** START Records for this task **
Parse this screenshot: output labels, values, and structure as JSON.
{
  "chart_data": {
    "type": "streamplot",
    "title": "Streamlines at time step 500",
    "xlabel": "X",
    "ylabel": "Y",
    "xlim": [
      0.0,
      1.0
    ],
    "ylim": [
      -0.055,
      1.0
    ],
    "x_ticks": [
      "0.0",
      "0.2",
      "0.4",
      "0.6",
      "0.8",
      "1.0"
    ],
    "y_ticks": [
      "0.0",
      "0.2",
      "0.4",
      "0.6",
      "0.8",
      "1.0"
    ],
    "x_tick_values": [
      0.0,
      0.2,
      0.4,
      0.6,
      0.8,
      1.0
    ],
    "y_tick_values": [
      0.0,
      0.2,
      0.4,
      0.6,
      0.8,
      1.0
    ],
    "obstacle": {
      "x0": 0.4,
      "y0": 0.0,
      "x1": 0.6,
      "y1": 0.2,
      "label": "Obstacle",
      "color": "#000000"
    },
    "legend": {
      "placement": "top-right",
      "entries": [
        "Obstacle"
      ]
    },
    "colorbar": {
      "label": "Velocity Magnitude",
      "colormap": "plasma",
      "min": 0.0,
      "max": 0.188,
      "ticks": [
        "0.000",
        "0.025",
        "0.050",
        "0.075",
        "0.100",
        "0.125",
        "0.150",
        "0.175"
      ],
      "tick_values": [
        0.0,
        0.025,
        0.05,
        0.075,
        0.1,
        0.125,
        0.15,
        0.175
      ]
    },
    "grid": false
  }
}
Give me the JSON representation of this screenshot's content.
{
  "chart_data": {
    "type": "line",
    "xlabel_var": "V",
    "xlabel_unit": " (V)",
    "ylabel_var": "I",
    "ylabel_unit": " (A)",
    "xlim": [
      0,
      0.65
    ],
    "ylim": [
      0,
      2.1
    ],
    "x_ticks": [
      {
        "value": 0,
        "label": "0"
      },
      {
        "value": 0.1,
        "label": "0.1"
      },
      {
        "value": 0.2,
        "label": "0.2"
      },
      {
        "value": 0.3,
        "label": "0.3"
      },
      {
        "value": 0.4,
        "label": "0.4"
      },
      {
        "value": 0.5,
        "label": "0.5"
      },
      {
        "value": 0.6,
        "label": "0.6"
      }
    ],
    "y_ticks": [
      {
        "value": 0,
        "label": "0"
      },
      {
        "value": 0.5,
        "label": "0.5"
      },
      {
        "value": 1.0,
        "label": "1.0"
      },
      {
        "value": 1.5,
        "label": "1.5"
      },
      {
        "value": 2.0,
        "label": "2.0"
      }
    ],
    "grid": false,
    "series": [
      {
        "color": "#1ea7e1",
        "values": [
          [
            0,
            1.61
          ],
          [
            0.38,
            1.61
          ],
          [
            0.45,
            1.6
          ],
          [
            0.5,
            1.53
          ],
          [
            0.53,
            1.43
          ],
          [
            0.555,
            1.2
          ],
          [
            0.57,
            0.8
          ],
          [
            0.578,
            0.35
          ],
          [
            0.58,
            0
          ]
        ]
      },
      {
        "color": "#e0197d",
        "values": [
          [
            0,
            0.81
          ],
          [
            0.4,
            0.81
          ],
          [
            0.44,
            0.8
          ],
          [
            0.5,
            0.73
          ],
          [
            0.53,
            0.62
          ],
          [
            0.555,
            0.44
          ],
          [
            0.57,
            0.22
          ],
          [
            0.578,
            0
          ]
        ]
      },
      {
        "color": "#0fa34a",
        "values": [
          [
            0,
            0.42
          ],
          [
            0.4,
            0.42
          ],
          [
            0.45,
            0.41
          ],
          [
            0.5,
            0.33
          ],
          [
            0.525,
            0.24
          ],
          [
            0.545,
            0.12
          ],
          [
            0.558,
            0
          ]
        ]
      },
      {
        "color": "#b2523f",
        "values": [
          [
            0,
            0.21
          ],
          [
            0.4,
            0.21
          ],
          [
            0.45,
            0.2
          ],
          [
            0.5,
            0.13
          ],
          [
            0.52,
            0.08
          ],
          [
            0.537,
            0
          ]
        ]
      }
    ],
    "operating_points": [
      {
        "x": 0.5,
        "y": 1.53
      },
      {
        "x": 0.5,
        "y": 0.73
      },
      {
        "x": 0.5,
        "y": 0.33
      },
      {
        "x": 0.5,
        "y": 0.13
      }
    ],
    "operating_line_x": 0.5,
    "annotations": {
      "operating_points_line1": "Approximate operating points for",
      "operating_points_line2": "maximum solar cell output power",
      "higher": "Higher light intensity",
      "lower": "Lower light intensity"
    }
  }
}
** END Records for this task **
- [Work instructions]: Transcribe the material exactly as it reads.

- [Response to the task]:
Parse this screenshot: output labels, values, and structure as JSON.
{
  "chart_data": {
    "type": "streamplot",
    "title": "Streamlines at time step 500",
    "xlabel": "X",
    "ylabel": "Y",
    "xlim": [
      0.0,
      1.0
    ],
    "ylim": [
      -0.055,
      1.0
    ],
    "x_ticks": [
      "0.0",
      "0.2",
      "0.4",
      "0.6",
      "0.8",
      "1.0"
    ],
    "y_ticks": [
      "0.0",
      "0.2",
      "0.4",
      "0.6",
      "0.8",
      "1.0"
    ],
    "x_tick_values": [
      0.0,
      0.2,
      0.4,
      0.6,
      0.8,
      1.0
    ],
    "y_tick_values": [
      0.0,
      0.2,
      0.4,
      0.6,
      0.8,
      1.0
    ],
    "obstacle": {
      "x0": 0.4,
      "y0": 0.0,
      "x1": 0.6,
      "y1": 0.2,
      "label": "Obstacle",
      "color": "#000000"
    },
    "legend": {
      "placement": "top-right",
      "entries": [
        "Obstacle"
      ]
    },
    "colorbar": {
      "label": "Velocity Magnitude",
      "colormap": "plasma",
      "min": 0.0,
      "max": 0.188,
      "ticks": [
        "0.000",
        "0.025",
        "0.050",
        "0.075",
        "0.100",
        "0.125",
        "0.150",
        "0.175"
      ],
      "tick_values": [
        0.0,
        0.025,
        0.05,
        0.075,
        0.1,
        0.125,
        0.15,
        0.175
      ]
    },
    "grid": false
  }
}
Give me the JSON representation of this screenshot's content.
{
  "chart_data": {
    "type": "line",
    "xlabel_var": "V",
    "xlabel_unit": " (V)",
    "ylabel_var": "I",
    "ylabel_unit": " (A)",
    "xlim": [
      0,
      0.65
    ],
    "ylim": [
      0,
      2.1
    ],
    "x_ticks": [
      {
        "value": 0,
        "label": "0"
      },
      {
        "value": 0.1,
        "label": "0.1"
      },
      {
        "value": 0.2,
        "label": "0.2"
      },
      {
        "value": 0.3,
        "label": "0.3"
      },
      {
        "value": 0.4,
        "label": "0.4"
      },
      {
        "value": 0.5,
        "label": "0.5"
      },
      {
        "value": 0.6,
        "label": "0.6"
      }
    ],
    "y_ticks": [
      {
        "value": 0,
        "label": "0"
      },
      {
        "value": 0.5,
        "label": "0.5"
      },
      {
        "value": 1.0,
        "label": "1.0"
      },
      {
        "value": 1.5,
        "label": "1.5"
      },
      {
        "value": 2.0,
        "label": "2.0"
      }
    ],
    "grid": false,
    "series": [
      {
        "color": "#1ea7e1",
        "values": [
          [
            0,
            1.61
          ],
          [
            0.38,
            1.61
          ],
          [
            0.45,
            1.6
          ],
          [
            0.5,
            1.53
          ],
          [
            0.53,
            1.43
          ],
          [
            0.555,
            1.2
          ],
          [
            0.57,
            0.8
          ],
          [
            0.578,
            0.35
          ],
          [
            0.58,
            0
          ]
        ]
      },
      {
        "color": "#e0197d",
        "values": [
          [
            0,
            0.81
          ],
          [
            0.4,
            0.81
          ],
          [
            0.44,
            0.8
          ],
          [
            0.5,
            0.73
          ],
          [
            0.53,
            0.62
          ],
          [
            0.555,
            0.44
          ],
          [
            0.57,
            0.22
          ],
          [
            0.578,
            0
          ]
        ]
      },
      {
        "color": "#0fa34a",
        "values": [
          [
            0,
            0.42
          ],
          [
            0.4,
            0.42
          ],
          [
            0.45,
            0.41
          ],
          [
            0.5,
            0.33
          ],
          [
            0.525,
            0.24
          ],
          [
            0.545,
            0.12
          ],
          [
            0.558,
            0
          ]
        ]
      },
      {
        "color": "#b2523f",
        "values": [
          [
            0,
            0.21
          ],
          [
            0.4,
            0.21
          ],
          [
            0.45,
            0.2
          ],
          [
            0.5,
            0.13
          ],
          [
            0.52,
            0.08
          ],
          [
            0.537,
            0
          ]
        ]
      }
    ],
    "operating_points": [
      {
        "x": 0.5,
        "y": 1.53
      },
      {
        "x": 0.5,
        "y": 0.73
      },
      {
        "x": 0.5,
        "y": 0.33
      },
      {
        "x": 0.5,
        "y": 0.13
      }
    ],
    "operating_line_x": 0.5,
    "annotations": {
      "operating_points_line1": "Approximate operating points for",
      "operating_points_line2": "maximum solar cell output power",
      "higher": "Higher light intensity",
      "lower": "Lower light intensity"
    }
  }
}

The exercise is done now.